**Text segment:**
Function FindMaxPalins(SearchString As String) As Variant
    Dim Palindromes As Object
    Dim InputString As String
    Dim chomp As String
    Dim n As Long

    Set Palindromes = CreateObject("Scripting.Dictionary")
    InputString = SearchString
    Do While Len(InputString) > 0
        chomp = FindMaxInitPalin(InputString)
        InputString = Mid(InputString, Len(chomp) + 1)
        If Len(chomp) > 1 Then
            If Not Palindromes.Exists(chomp) Then
                Palindromes.Add chomp, 1
            Else
                Palindromes.Item(chomp) = Palindromes.Item(chomp) + 1
            End If
        End If
    Loop
    If Palindromes.count > 0 Then Set FindMaxPalins = Palindromes
End Function

Sub Main()
    Dim SearchString As String
    Dim Results As Variant
    Dim i As Long, n As Long
    Dim palindrome As Variant

    On Error GoTo no_palindromes
    SearchString = InputBox("Enter a string")
    Set Results = FindMaxPalins(SearchString)
    n = Results.count
    Range("A1").Value = n & " distinct palindromes found"
    Range("A2").Value = "Palindrome"
    Range("B2").Value = "Frequency"
    For Each palindrome In Results.Keys
        i = i + 1
        Range("A2").Offset(i).Value = palindrome
        Range("B2").Offset(i).Value = Results.Item(palindrome)

**Goals:**
a: In the palindrome code, what value does the Main routine write to cell B2?
b: Resume the palindrome code from the point where it stops.
This material plays no part in the work asked here.

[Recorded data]

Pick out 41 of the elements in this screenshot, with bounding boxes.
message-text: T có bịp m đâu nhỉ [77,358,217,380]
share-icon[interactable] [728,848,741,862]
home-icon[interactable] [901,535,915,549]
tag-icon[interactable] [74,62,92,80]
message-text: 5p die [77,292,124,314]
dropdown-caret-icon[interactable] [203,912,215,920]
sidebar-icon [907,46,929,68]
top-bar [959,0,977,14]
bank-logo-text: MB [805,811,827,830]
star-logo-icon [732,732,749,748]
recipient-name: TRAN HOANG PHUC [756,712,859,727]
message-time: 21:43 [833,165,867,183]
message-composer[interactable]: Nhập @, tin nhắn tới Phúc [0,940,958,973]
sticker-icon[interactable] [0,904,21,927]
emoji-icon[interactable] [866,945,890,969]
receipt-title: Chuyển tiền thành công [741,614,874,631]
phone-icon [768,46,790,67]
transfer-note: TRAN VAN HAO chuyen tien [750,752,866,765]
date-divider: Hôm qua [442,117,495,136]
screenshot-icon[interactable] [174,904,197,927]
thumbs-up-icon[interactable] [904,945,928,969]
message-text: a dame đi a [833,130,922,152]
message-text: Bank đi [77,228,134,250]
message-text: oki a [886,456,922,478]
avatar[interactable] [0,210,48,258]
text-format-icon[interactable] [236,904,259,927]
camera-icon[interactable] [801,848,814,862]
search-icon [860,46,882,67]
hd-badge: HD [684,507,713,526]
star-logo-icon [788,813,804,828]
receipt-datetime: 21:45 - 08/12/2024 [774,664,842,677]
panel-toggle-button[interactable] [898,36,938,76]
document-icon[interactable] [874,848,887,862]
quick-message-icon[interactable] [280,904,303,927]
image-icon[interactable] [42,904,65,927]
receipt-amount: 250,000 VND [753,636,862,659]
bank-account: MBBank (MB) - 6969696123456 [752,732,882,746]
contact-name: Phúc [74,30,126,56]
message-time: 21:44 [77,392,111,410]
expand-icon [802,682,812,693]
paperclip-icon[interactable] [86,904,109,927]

**Answer list:**
a: Frequency

b:
    Next palindrome
    Exit Sub
no_palindromes:
    Range("A1").Value = "No palindromes found"
End Sub

''''''''''''''''''''''''''''''''''''''''''''''''''''''''''''''''''''''''''''''''''''''''''''
Also, there is no need to stick to an inputbox for entering the
string. It is easy enough to modify main() so that it gets its input
from a cell

Out of curiosity, what sort of things are you doing with this code?
Seems interesting.

-John Coleman

And another thing that I forgot to say is that in addition to the
frequency, it is necessary a column C containing the number of letters
in the palindrome found listed in each line.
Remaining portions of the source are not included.